[START OF INPUT RECORDS]
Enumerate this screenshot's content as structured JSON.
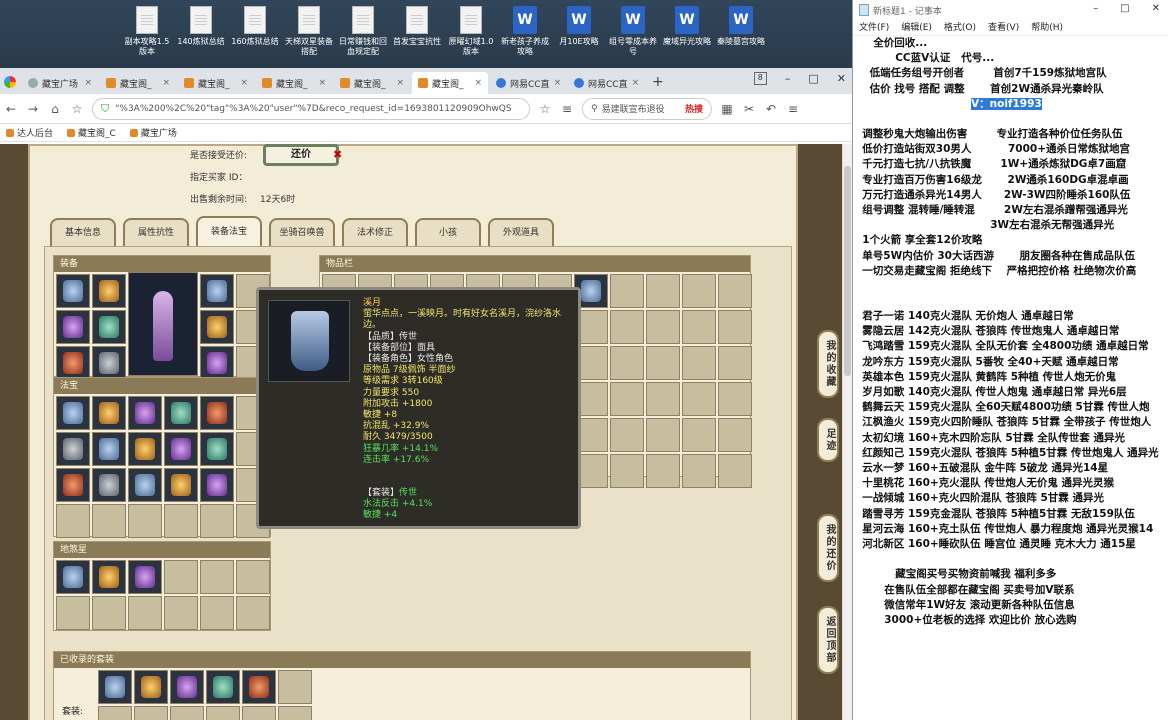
{
  "desktop": {
    "icons": [
      {
        "label": "副本攻略1.5版本",
        "type": "doc"
      },
      {
        "label": "140炼狱总结",
        "type": "doc"
      },
      {
        "label": "160炼狱总结",
        "type": "doc"
      },
      {
        "label": "天梯双星装备搭配",
        "type": "doc"
      },
      {
        "label": "日常赚钱和回血规定配",
        "type": "doc"
      },
      {
        "label": "首发宝宝抗性",
        "type": "doc"
      },
      {
        "label": "原曜幻域1.0版本",
        "type": "doc"
      },
      {
        "label": "新老孩子养成攻略",
        "type": "word"
      },
      {
        "label": "月10E攻略",
        "type": "word"
      },
      {
        "label": "组号零成本养号",
        "type": "word"
      },
      {
        "label": "魔域异光攻略",
        "type": "word"
      },
      {
        "label": "秦陵墓宫攻略",
        "type": "word"
      }
    ]
  },
  "browser": {
    "tabs": [
      {
        "label": "藏宝广场",
        "active": false,
        "fav": "g"
      },
      {
        "label": "藏宝阁_",
        "active": false,
        "fav": "o"
      },
      {
        "label": "藏宝阁_",
        "active": false,
        "fav": "o"
      },
      {
        "label": "藏宝阁_",
        "active": false,
        "fav": "o"
      },
      {
        "label": "藏宝阁_",
        "active": false,
        "fav": "o"
      },
      {
        "label": "藏宝阁_",
        "active": true,
        "fav": "o"
      },
      {
        "label": "网易CC直",
        "active": false,
        "fav": "b"
      },
      {
        "label": "网易CC直",
        "active": false,
        "fav": "b"
      }
    ],
    "tab_badge": "8",
    "address": "\"%3A%200%2C%20\"tag\"%3A%20\"user\"%7D&reco_request_id=1693801120909OhwQS",
    "search_placeholder": "易建联宣布退役",
    "search_hot": "热搜",
    "bookmarks": [
      "达人后台",
      "藏宝阁_C",
      "藏宝广场"
    ]
  },
  "listing": {
    "haggle_label": "是否接受还价:",
    "haggle_button": "还价",
    "buyer_label": "指定买家 ID：",
    "remaining_label": "出售剩余时间:",
    "remaining_value": "12天6时"
  },
  "game_tabs": [
    "基本信息",
    "属性抗性",
    "装备法宝",
    "坐骑召唤兽",
    "法术修正",
    "小孩",
    "外观道具"
  ],
  "active_game_tab": 2,
  "sections": {
    "equipment": "装备",
    "fabao": "法宝",
    "fabao2": "地煞星",
    "inventory": "物品栏",
    "sets": "已收录的套装",
    "sets_label": "套装:"
  },
  "tooltip": {
    "name": "溪月",
    "desc": "萤华点点，一溪映月。时有好女名溪月，浣纱洛水边。",
    "quality": "【品质】传世",
    "part": "【装备部位】面具",
    "role": "【装备角色】女性角色",
    "material": "原物品 7级佩饰 半面纱",
    "level": "等级需求 3转160级",
    "strength": "力量要求 550",
    "attack": "附加攻击 +1800",
    "agility": "敏捷 +8",
    "resist": "抗混乱 +32.9%",
    "durability": "耐久 3479/3500",
    "crit_mult": "狂暴几率 +14.1%",
    "crit_rate": "连击率 +17.6%",
    "set_title": "【套装】",
    "set_name": "传世",
    "set_bonus1": "水法反击 +4.1%",
    "set_bonus2": "敏捷 +4"
  },
  "side_buttons": [
    "我的收藏",
    "足迹",
    "我的还价",
    "返回顶部"
  ],
  "notepad": {
    "title": "新标题1 - 记事本",
    "menu": [
      "文件(F)",
      "编辑(E)",
      "格式(O)",
      "查看(V)",
      "帮助(H)"
    ],
    "header_lines": [
      "     全价回收...",
      "           CC蓝V认证   代号...",
      "    低端任务组号开创者        首创7千159炼狱地宫队",
      "    估价 找号 搭配 调整       首创2W通杀异光秦岭队"
    ],
    "contact": "V：noif1993",
    "lines": [
      "",
      "  调整秒鬼大炮输出伤害        专业打造各种价位任务队伍",
      "  低价打造站街双30男人          7000+通杀日常炼狱地宫",
      "  千元打造七抗/八抗铁魔        1W+通杀炼狱DG卓7画窟",
      "  专业打造百万伤害16级龙       2W通杀160DG卓混卓画",
      "  万元打造通杀异光14男人      2W-3W四阶睡杀160队伍",
      "  组号调整 混转睡/睡转混        2W左右混杀蹭帮强通异光",
      "                                     3W左右混杀无帮强通异光",
      "  1个火箭 享全套12价攻略",
      "  单号5W内估价 30大话西游       朋友圈各种在售成品队伍",
      "  一切交易走藏宝阁 拒绝线下    严格把控价格 杜绝物次价高",
      "",
      "",
      "  君子一诺 140克火混队 无价炮人 通卓越日常",
      "  雾隐云居 142克火混队 苍狼阵 传世炮鬼人 通卓越日常",
      "  飞鸿踏雪 159克火混队 全队无价套 全4800功绩 通卓越日常",
      "  龙吟东方 159克火混队 5番牧 全40+天赋 通卓越日常",
      "  英雄本色 159克火混队 黄鹤阵 5种植 传世人炮无价鬼",
      "  岁月如歌 140克火混队 传世人炮鬼 通卓越日常 异光6层",
      "  鹤舞云天 159克火混队 全60天赋4800功绩 5甘霖 传世人炮",
      "  江枫渔火 159克火四阶睡队 苍狼阵 5甘霖 全带孩子 传世炮人",
      "  太初幻境 160+克木四阶忘队 5甘霖 全队传世套 通异光",
      "  红颜知己 159克火混队 苍狼阵 5种植5甘霖 传世炮鬼人 通异光",
      "  云水一梦 160+五破混队 金牛阵 5破龙 通异光14星",
      "  十里桃花 160+克火混队 传世炮人无价鬼 通异光灵猴",
      "  一战倾城 160+克火四阶混队 苍狼阵 5甘霖 通异光",
      "  踏雪寻芳 159克金混队 苍狼阵 5种植5甘霖 无敌159队伍",
      "  星河云海 160+克土队伍 传世炮人 暴力程度炮 通异光灵猴14",
      "  河北新区 160+睡砍队伍 睡宫位 通灵睡 克木大力 通15星",
      "",
      "           藏宝阁买号买物资前喊我 福利多多",
      "        在售队伍全部都在藏宝阁 买卖号加V联系",
      "        微信常年1W好友 滚动更新各种队伍信息",
      "        3000+位老板的选择 欢迎比价 放心选购"
    ]
  }
}
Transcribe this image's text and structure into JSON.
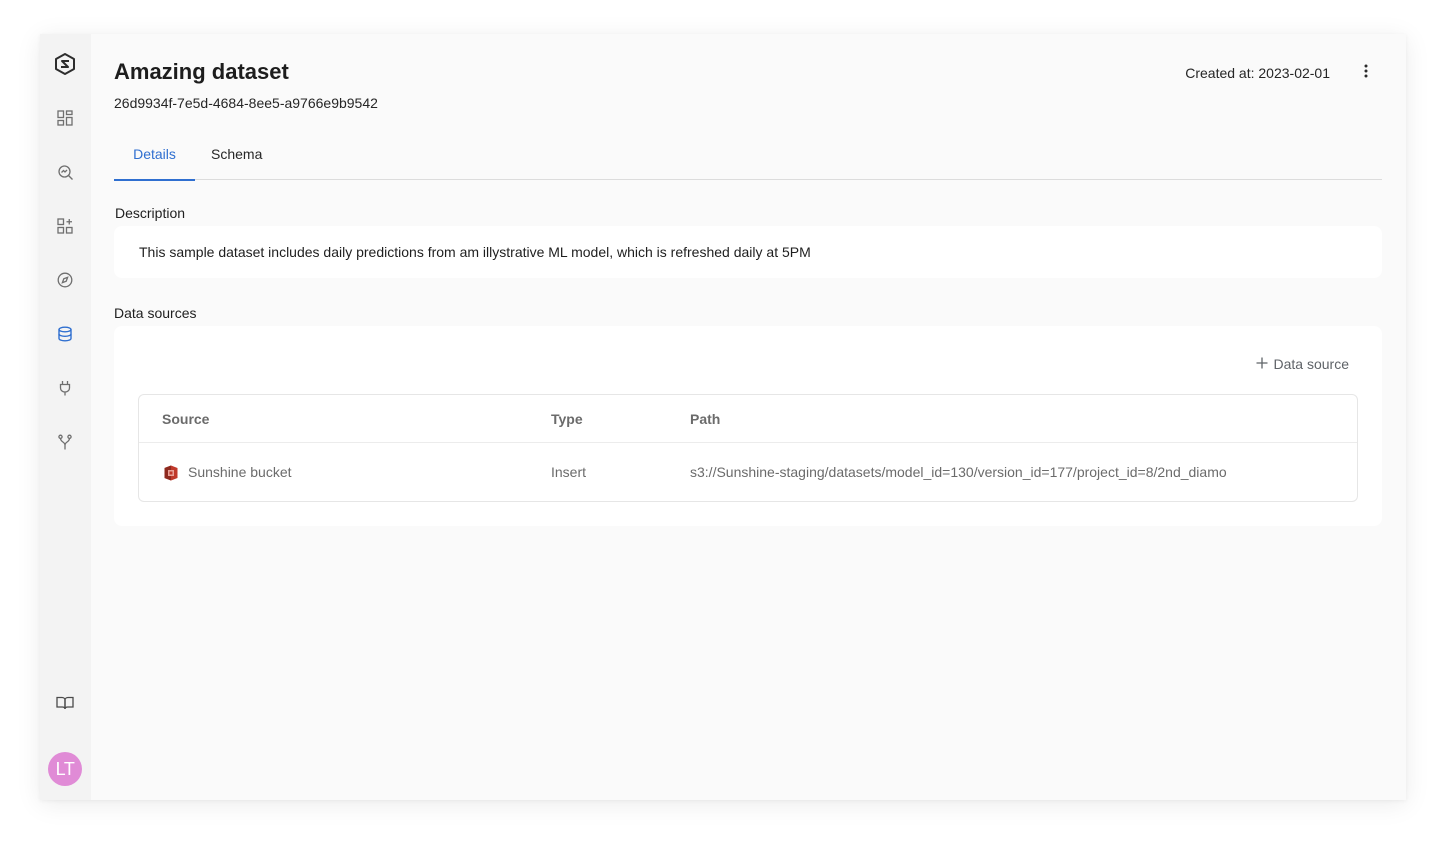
{
  "sidebar": {
    "logo_icon": "logo-icon",
    "items": [
      {
        "icon": "dashboard-icon",
        "active": false
      },
      {
        "icon": "search-analytics-icon",
        "active": false
      },
      {
        "icon": "add-widget-icon",
        "active": false
      },
      {
        "icon": "compass-icon",
        "active": false
      },
      {
        "icon": "database-icon",
        "active": true
      },
      {
        "icon": "plug-icon",
        "active": false
      },
      {
        "icon": "branch-icon",
        "active": false
      }
    ],
    "docs_icon": "book-icon",
    "avatar_initials": "LT",
    "avatar_color": "#e08bd6",
    "active_color": "#2f6fd0"
  },
  "header": {
    "title": "Amazing dataset",
    "id": "26d9934f-7e5d-4684-8ee5-a9766e9b9542",
    "created_at": "Created at: 2023-02-01",
    "menu_icon": "kebab-menu-icon"
  },
  "tabs": [
    {
      "label": "Details",
      "active": true
    },
    {
      "label": "Schema",
      "active": false
    }
  ],
  "description": {
    "label": "Description",
    "text": "This sample dataset includes daily predictions from am illystrative ML model, which is refreshed daily at 5PM"
  },
  "data_sources": {
    "label": "Data sources",
    "add_button": "Data source",
    "columns": [
      "Source",
      "Type",
      "Path"
    ],
    "rows": [
      {
        "icon": "s3-bucket-icon",
        "source": "Sunshine bucket",
        "type": "Insert",
        "path": "s3://Sunshine-staging/datasets/model_id=130/version_id=177/project_id=8/2nd_diamo"
      }
    ]
  }
}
[END OF INPUT RECORDS]
*THE REQUEST*
Retype every record above exactly as written, but leave out the pictures.

*ANSWER FOR THE TASK*
Enumerate this screenshot's content as structured JSON.
{
  "desktop": {
    "icons": [
      {
        "label": "副本攻略1.5版本",
        "type": "doc"
      },
      {
        "label": "140炼狱总结",
        "type": "doc"
      },
      {
        "label": "160炼狱总结",
        "type": "doc"
      },
      {
        "label": "天梯双星装备搭配",
        "type": "doc"
      },
      {
        "label": "日常赚钱和回血规定配",
        "type": "doc"
      },
      {
        "label": "首发宝宝抗性",
        "type": "doc"
      },
      {
        "label": "原曜幻域1.0版本",
        "type": "doc"
      },
      {
        "label": "新老孩子养成攻略",
        "type": "word"
      },
      {
        "label": "月10E攻略",
        "type": "word"
      },
      {
        "label": "组号零成本养号",
        "type": "word"
      },
      {
        "label": "魔域异光攻略",
        "type": "word"
      },
      {
        "label": "秦陵墓宫攻略",
        "type": "word"
      }
    ]
  },
  "browser": {
    "tabs": [
      {
        "label": "藏宝广场",
        "active": false,
        "fav": "g"
      },
      {
        "label": "藏宝阁_",
        "active": false,
        "fav": "o"
      },
      {
        "label": "藏宝阁_",
        "active": false,
        "fav": "o"
      },
      {
        "label": "藏宝阁_",
        "active": false,
        "fav": "o"
      },
      {
        "label": "藏宝阁_",
        "active": false,
        "fav": "o"
      },
      {
        "label": "藏宝阁_",
        "active": true,
        "fav": "o"
      },
      {
        "label": "网易CC直",
        "active": false,
        "fav": "b"
      },
      {
        "label": "网易CC直",
        "active": false,
        "fav": "b"
      }
    ],
    "tab_badge": "8",
    "address": "\"%3A%200%2C%20\"tag\"%3A%20\"user\"%7D&reco_request_id=1693801120909OhwQS",
    "search_placeholder": "易建联宣布退役",
    "search_hot": "热搜",
    "bookmarks": [
      "达人后台",
      "藏宝阁_C",
      "藏宝广场"
    ]
  },
  "listing": {
    "haggle_label": "是否接受还价:",
    "haggle_button": "还价",
    "buyer_label": "指定买家 ID：",
    "remaining_label": "出售剩余时间:",
    "remaining_value": "12天6时"
  },
  "game_tabs": [
    "基本信息",
    "属性抗性",
    "装备法宝",
    "坐骑召唤兽",
    "法术修正",
    "小孩",
    "外观道具"
  ],
  "active_game_tab": 2,
  "sections": {
    "equipment": "装备",
    "fabao": "法宝",
    "fabao2": "地煞星",
    "inventory": "物品栏",
    "sets": "已收录的套装",
    "sets_label": "套装:"
  },
  "tooltip": {
    "name": "溪月",
    "desc": "萤华点点，一溪映月。时有好女名溪月，浣纱洛水边。",
    "quality": "【品质】传世",
    "part": "【装备部位】面具",
    "role": "【装备角色】女性角色",
    "material": "原物品 7级佩饰 半面纱",
    "level": "等级需求 3转160级",
    "strength": "力量要求 550",
    "attack": "附加攻击 +1800",
    "agility": "敏捷 +8",
    "resist": "抗混乱 +32.9%",
    "durability": "耐久 3479/3500",
    "crit_mult": "狂暴几率 +14.1%",
    "crit_rate": "连击率 +17.6%",
    "set_title": "【套装】",
    "set_name": "传世",
    "set_bonus1": "水法反击 +4.1%",
    "set_bonus2": "敏捷 +4"
  },
  "side_buttons": [
    "我的收藏",
    "足迹",
    "我的还价",
    "返回顶部"
  ],
  "notepad": {
    "title": "新标题1 - 记事本",
    "menu": [
      "文件(F)",
      "编辑(E)",
      "格式(O)",
      "查看(V)",
      "帮助(H)"
    ],
    "header_lines": [
      "     全价回收...",
      "           CC蓝V认证   代号...",
      "    低端任务组号开创者        首创7千159炼狱地宫队",
      "    估价 找号 搭配 调整       首创2W通杀异光秦岭队"
    ],
    "contact": "V：noif1993",
    "lines": [
      "",
      "  调整秒鬼大炮输出伤害        专业打造各种价位任务队伍",
      "  低价打造站街双30男人          7000+通杀日常炼狱地宫",
      "  千元打造七抗/八抗铁魔        1W+通杀炼狱DG卓7画窟",
      "  专业打造百万伤害16级龙       2W通杀160DG卓混卓画",
      "  万元打造通杀异光14男人      2W-3W四阶睡杀160队伍",
      "  组号调整 混转睡/睡转混        2W左右混杀蹭帮强通异光",
      "                                     3W左右混杀无帮强通异光",
      "  1个火箭 享全套12价攻略",
      "  单号5W内估价 30大话西游       朋友圈各种在售成品队伍",
      "  一切交易走藏宝阁 拒绝线下    严格把控价格 杜绝物次价高",
      "",
      "",
      "  君子一诺 140克火混队 无价炮人 通卓越日常",
      "  雾隐云居 142克火混队 苍狼阵 传世炮鬼人 通卓越日常",
      "  飞鸿踏雪 159克火混队 全队无价套 全4800功绩 通卓越日常",
      "  龙吟东方 159克火混队 5番牧 全40+天赋 通卓越日常",
      "  英雄本色 159克火混队 黄鹤阵 5种植 传世人炮无价鬼",
      "  岁月如歌 140克火混队 传世人炮鬼 通卓越日常 异光6层",
      "  鹤舞云天 159克火混队 全60天赋4800功绩 5甘霖 传世人炮",
      "  江枫渔火 159克火四阶睡队 苍狼阵 5甘霖 全带孩子 传世炮人",
      "  太初幻境 160+克木四阶忘队 5甘霖 全队传世套 通异光",
      "  红颜知己 159克火混队 苍狼阵 5种植5甘霖 传世炮鬼人 通异光",
      "  云水一梦 160+五破混队 金牛阵 5破龙 通异光14星",
      "  十里桃花 160+克火混队 传世炮人无价鬼 通异光灵猴",
      "  一战倾城 160+克火四阶混队 苍狼阵 5甘霖 通异光",
      "  踏雪寻芳 159克金混队 苍狼阵 5种植5甘霖 无敌159队伍",
      "  星河云海 160+克土队伍 传世炮人 暴力程度炮 通异光灵猴14",
      "  河北新区 160+睡砍队伍 睡宫位 通灵睡 克木大力 通15星",
      "",
      "           藏宝阁买号买物资前喊我 福利多多",
      "        在售队伍全部都在藏宝阁 买卖号加V联系",
      "        微信常年1W好友 滚动更新各种队伍信息",
      "        3000+位老板的选择 欢迎比价 放心选购"
    ]
  }
}
Transcribe this image's text and structure into JSON.
{
  "sidebar": {
    "logo_icon": "logo-icon",
    "items": [
      {
        "icon": "dashboard-icon",
        "active": false
      },
      {
        "icon": "search-analytics-icon",
        "active": false
      },
      {
        "icon": "add-widget-icon",
        "active": false
      },
      {
        "icon": "compass-icon",
        "active": false
      },
      {
        "icon": "database-icon",
        "active": true
      },
      {
        "icon": "plug-icon",
        "active": false
      },
      {
        "icon": "branch-icon",
        "active": false
      }
    ],
    "docs_icon": "book-icon",
    "avatar_initials": "LT",
    "avatar_color": "#e08bd6",
    "active_color": "#2f6fd0"
  },
  "header": {
    "title": "Amazing dataset",
    "id": "26d9934f-7e5d-4684-8ee5-a9766e9b9542",
    "created_at": "Created at: 2023-02-01",
    "menu_icon": "kebab-menu-icon"
  },
  "tabs": [
    {
      "label": "Details",
      "active": true
    },
    {
      "label": "Schema",
      "active": false
    }
  ],
  "description": {
    "label": "Description",
    "text": "This sample dataset includes daily predictions from am illystrative ML model, which is refreshed daily at 5PM"
  },
  "data_sources": {
    "label": "Data sources",
    "add_button": "Data source",
    "columns": [
      "Source",
      "Type",
      "Path"
    ],
    "rows": [
      {
        "icon": "s3-bucket-icon",
        "source": "Sunshine bucket",
        "type": "Insert",
        "path": "s3://Sunshine-staging/datasets/model_id=130/version_id=177/project_id=8/2nd_diamo"
      }
    ]
  }
}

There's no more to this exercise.